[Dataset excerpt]

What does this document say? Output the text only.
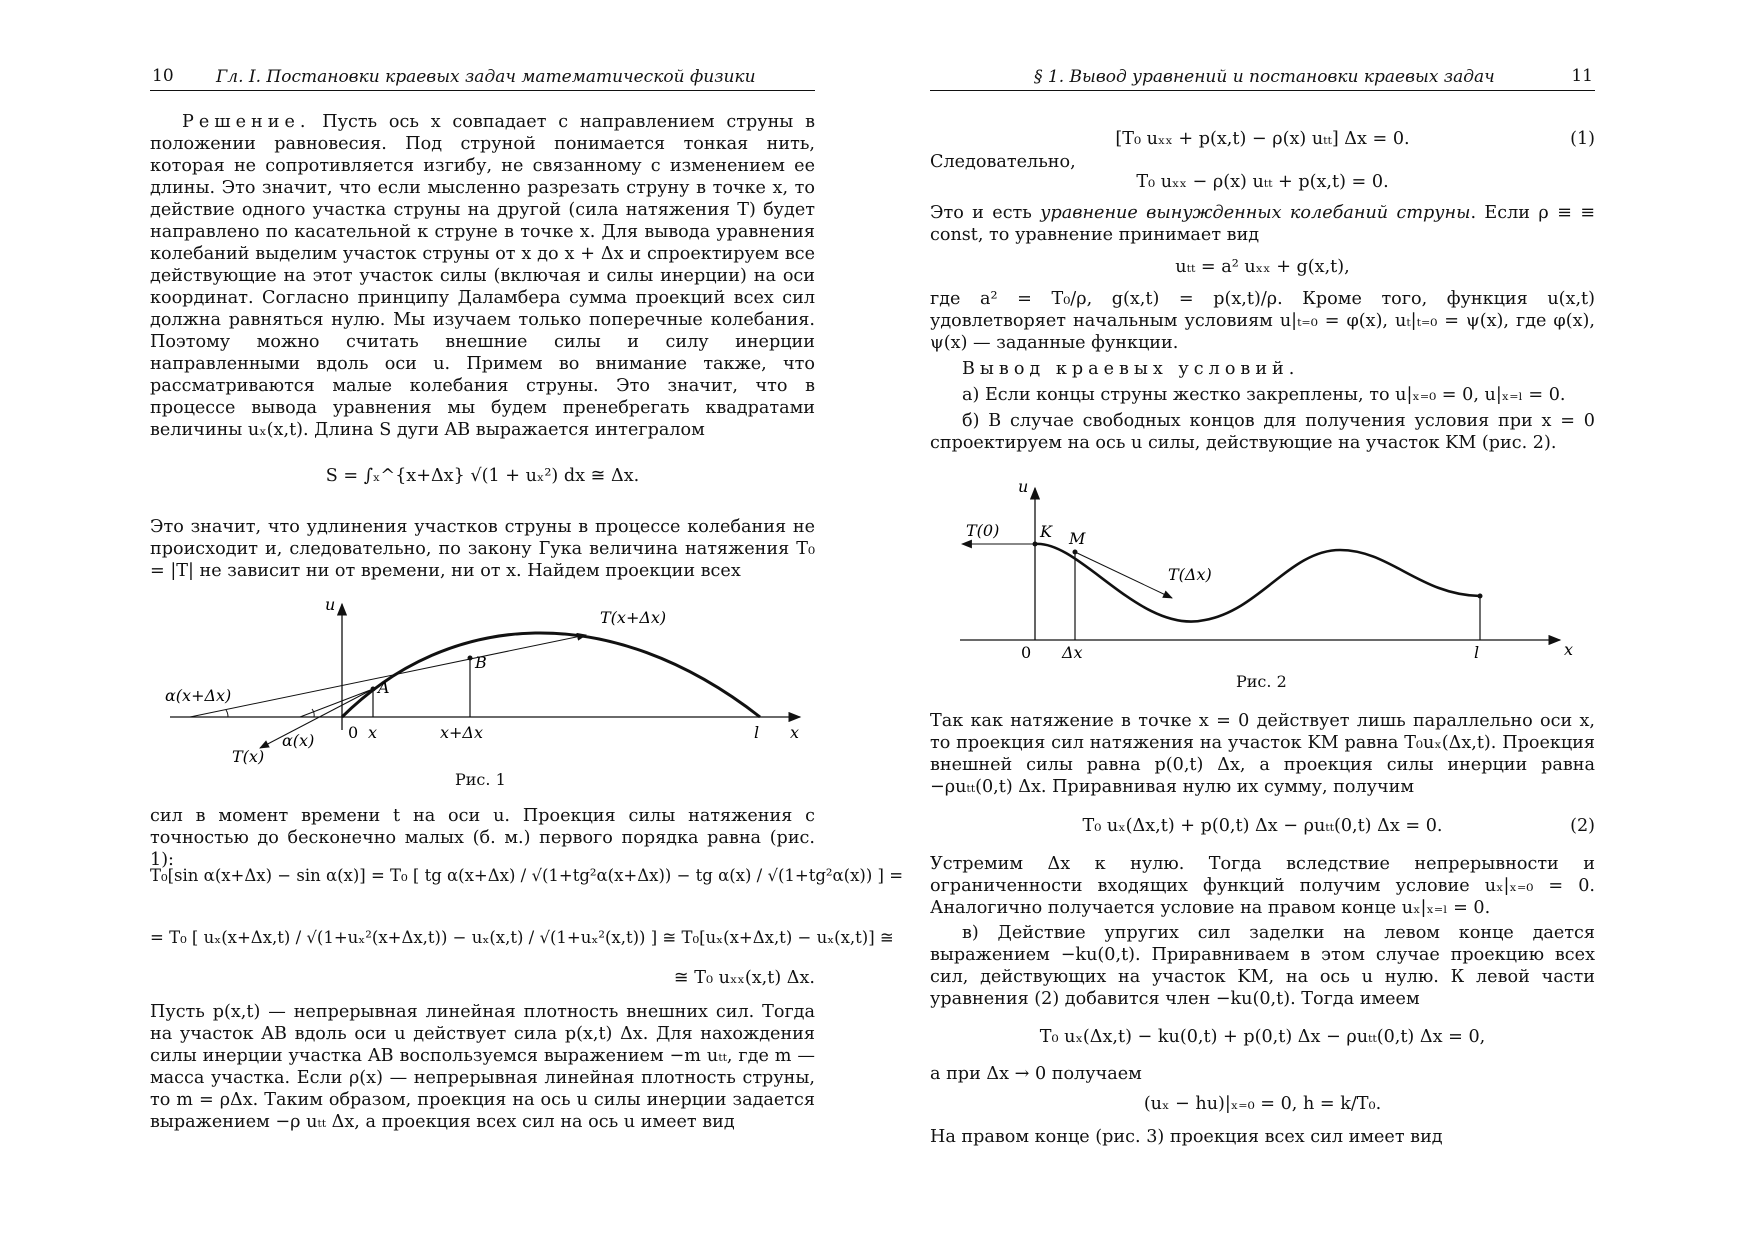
10 Гл. I. Постановки краевых задач математической физики

Решение. Пусть ось x совпадает с направлением струны в положении равновесия. Под струной понимается тонкая нить, которая не сопротивляется изгибу, не связанному с изменением ее длины. Это значит, что если мысленно разрезать струну в точке x, то действие одного участка струны на другой (сила натяжения T) будет направлено по касательной к струне в точке x. Для вывода уравнения колебаний выделим участок струны от x до x + Δx и спроектируем все действующие на этот участок силы (включая и силы инерции) на оси координат. Согласно принципу Даламбера сумма проекций всех сил должна равняться нулю. Мы изучаем только поперечные колебания. Поэтому можно считать внешние силы и силу инерции направленными вдоль оси u. Примем во внимание также, что рассматриваются малые колебания струны. Это значит, что в процессе вывода уравнения мы будем пренебрегать квадратами величины uₓ(x,t). Длина S дуги AB выражается интегралом

S = ∫ₓ^{x+Δx} √(1 + uₓ²) dx ≅ Δx.
Это значит, что удлинения участков струны в процессе колебания не происходит и, следовательно, по закону Гука величина натяжения T₀ = |T| не зависит ни от времени, ни от x. Найдем проекции всех
u
x
0 x	x+Δx	l
A
B
T(x+Δx)
T(x)
α(x+Δx)
α(x)
Рис. 1
сил в момент времени t на оси u. Проекция силы натяжения с точностью до бесконечно малых (б. м.) первого порядка равна (рис. 1):
T₀[sin α(x+Δx) − sin α(x)] = T₀ [ tg α(x+Δx) / √(1+tg²α(x+Δx)) − tg α(x) / √(1+tg²α(x)) ] =
= T₀ [ uₓ(x+Δx,t) / √(1+uₓ²(x+Δx,t)) − uₓ(x,t) / √(1+uₓ²(x,t)) ] ≅ T₀[uₓ(x+Δx,t) − uₓ(x,t)] ≅
≅ T₀ uₓₓ(x,t) Δx.
Пусть p(x,t) — непрерывная линейная плотность внешних сил. Тогда на участок AB вдоль оси u действует сила p(x,t) Δx. Для нахождения силы инерции участка AB воспользуемся выражением −m uₜₜ, где m — масса участка. Если ρ(x) — непрерывная линейная плотность струны, то m = ρΔx. Таким образом, проекция на ось u силы инерции задается выражением −ρ uₜₜ Δx, а проекция всех сил на ось u имеет вид
§ 1. Вывод уравнений и постановки краевых задач	11
[T₀ uₓₓ + p(x,t) − ρ(x) uₜₜ] Δx = 0.	(1)
Следовательно,
T₀ uₓₓ − ρ(x) uₜₜ + p(x,t) = 0.

Это и есть уравнение вынужденных колебаний струны. Если ρ ≡ ≡ const, то уравнение принимает вид

uₜₜ = a² uₓₓ + g(x,t),
где a² = T₀/ρ, g(x,t) = p(x,t)/ρ. Кроме того, функция u(x,t) удовлетворяет начальным условиям u|ₜ₌₀ = φ(x), uₜ|ₜ₌₀ = ψ(x), где φ(x), ψ(x) — заданные функции.

Вывод краевых условий.

а) Если концы струны жестко закреплены, то u|ₓ₌₀ = 0, u|ₓ₌ₗ = 0.
б) В случае свободных концов для получения условия при x = 0 спроектируем на ось u силы, действующие на участок KM (рис. 2).
u
x
0 Δx	l
K M
T(0)
T(Δx)
Рис. 2
Так как натяжение в точке x = 0 действует лишь параллельно оси x, то проекция сил натяжения на участок KM равна T₀uₓ(Δx,t). Проекция внешней силы равна p(0,t) Δx, а проекция силы инерции равна −ρuₜₜ(0,t) Δx. Приравнивая нулю их сумму, получим
T₀ uₓ(Δx,t) + p(0,t) Δx − ρuₜₜ(0,t) Δx = 0.	(2)
Устремим Δx к нулю. Тогда вследствие непрерывности и ограниченности входящих функций получим условие uₓ|ₓ₌₀ = 0. Аналогично получается условие на правом конце uₓ|ₓ₌ₗ = 0.
в) Действие упругих сил заделки на левом конце дается выражением −ku(0,t). Приравниваем в этом случае проекцию всех сил, действующих на участок KM, на ось u нулю. К левой части уравнения (2) добавится член −ku(0,t). Тогда имеем
T₀ uₓ(Δx,t) − ku(0,t) + p(0,t) Δx − ρuₜₜ(0,t) Δx = 0,
а при Δx → 0 получаем
(uₓ − hu)|ₓ₌₀ = 0, h = k/T₀.
На правом конце (рис. 3) проекция всех сил имеет вид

## [To be done]
Your copy of the data should match it exactly, except that pictures are left out.

## [Solution to this problem]
What does this document say? Output the text only.
10 Гл. I. Постановки краевых задач математической физики

Решение. Пусть ось x совпадает с направлением струны в положении равновесия. Под струной понимается тонкая нить, которая не сопротивляется изгибу, не связанному с изменением ее длины. Это значит, что если мысленно разрезать струну в точке x, то действие одного участка струны на другой (сила натяжения T) будет направлено по касательной к струне в точке x. Для вывода уравнения колебаний выделим участок струны от x до x + Δx и спроектируем все действующие на этот участок силы (включая и силы инерции) на оси координат. Согласно принципу Даламбера сумма проекций всех сил должна равняться нулю. Мы изучаем только поперечные колебания. Поэтому можно считать внешние силы и силу инерции направленными вдоль оси u. Примем во внимание также, что рассматриваются малые колебания струны. Это значит, что в процессе вывода уравнения мы будем пренебрегать квадратами величины uₓ(x,t). Длина S дуги AB выражается интегралом

S = ∫ₓ^{x+Δx} √(1 + uₓ²) dx ≅ Δx.
Это значит, что удлинения участков струны в процессе колебания не происходит и, следовательно, по закону Гука величина натяжения T₀ = |T| не зависит ни от времени, ни от x. Найдем проекции всех
u
x
0 x	x+Δx	l
A
B
T(x+Δx)
T(x)
α(x+Δx)
α(x)
Рис. 1
сил в момент времени t на оси u. Проекция силы натяжения с точностью до бесконечно малых (б. м.) первого порядка равна (рис. 1):
T₀[sin α(x+Δx) − sin α(x)] = T₀ [ tg α(x+Δx) / √(1+tg²α(x+Δx)) − tg α(x) / √(1+tg²α(x)) ] =
= T₀ [ uₓ(x+Δx,t) / √(1+uₓ²(x+Δx,t)) − uₓ(x,t) / √(1+uₓ²(x,t)) ] ≅ T₀[uₓ(x+Δx,t) − uₓ(x,t)] ≅
≅ T₀ uₓₓ(x,t) Δx.
Пусть p(x,t) — непрерывная линейная плотность внешних сил. Тогда на участок AB вдоль оси u действует сила p(x,t) Δx. Для нахождения силы инерции участка AB воспользуемся выражением −m uₜₜ, где m — масса участка. Если ρ(x) — непрерывная линейная плотность струны, то m = ρΔx. Таким образом, проекция на ось u силы инерции задается выражением −ρ uₜₜ Δx, а проекция всех сил на ось u имеет вид
§ 1. Вывод уравнений и постановки краевых задач	11
[T₀ uₓₓ + p(x,t) − ρ(x) uₜₜ] Δx = 0.	(1)
Следовательно,
T₀ uₓₓ − ρ(x) uₜₜ + p(x,t) = 0.

Это и есть уравнение вынужденных колебаний струны. Если ρ ≡ ≡ const, то уравнение принимает вид

uₜₜ = a² uₓₓ + g(x,t),
где a² = T₀/ρ, g(x,t) = p(x,t)/ρ. Кроме того, функция u(x,t) удовлетворяет начальным условиям u|ₜ₌₀ = φ(x), uₜ|ₜ₌₀ = ψ(x), где φ(x), ψ(x) — заданные функции.

Вывод краевых условий.

а) Если концы струны жестко закреплены, то u|ₓ₌₀ = 0, u|ₓ₌ₗ = 0.
б) В случае свободных концов для получения условия при x = 0 спроектируем на ось u силы, действующие на участок KM (рис. 2).
u
x
0 Δx	l
K M
T(0)
T(Δx)
Рис. 2
Так как натяжение в точке x = 0 действует лишь параллельно оси x, то проекция сил натяжения на участок KM равна T₀uₓ(Δx,t). Проекция внешней силы равна p(0,t) Δx, а проекция силы инерции равна −ρuₜₜ(0,t) Δx. Приравнивая нулю их сумму, получим
T₀ uₓ(Δx,t) + p(0,t) Δx − ρuₜₜ(0,t) Δx = 0.	(2)
Устремим Δx к нулю. Тогда вследствие непрерывности и ограниченности входящих функций получим условие uₓ|ₓ₌₀ = 0. Аналогично получается условие на правом конце uₓ|ₓ₌ₗ = 0.
в) Действие упругих сил заделки на левом конце дается выражением −ku(0,t). Приравниваем в этом случае проекцию всех сил, действующих на участок KM, на ось u нулю. К левой части уравнения (2) добавится член −ku(0,t). Тогда имеем
T₀ uₓ(Δx,t) − ku(0,t) + p(0,t) Δx − ρuₜₜ(0,t) Δx = 0,
а при Δx → 0 получаем
(uₓ − hu)|ₓ₌₀ = 0, h = k/T₀.
На правом конце (рис. 3) проекция всех сил имеет вид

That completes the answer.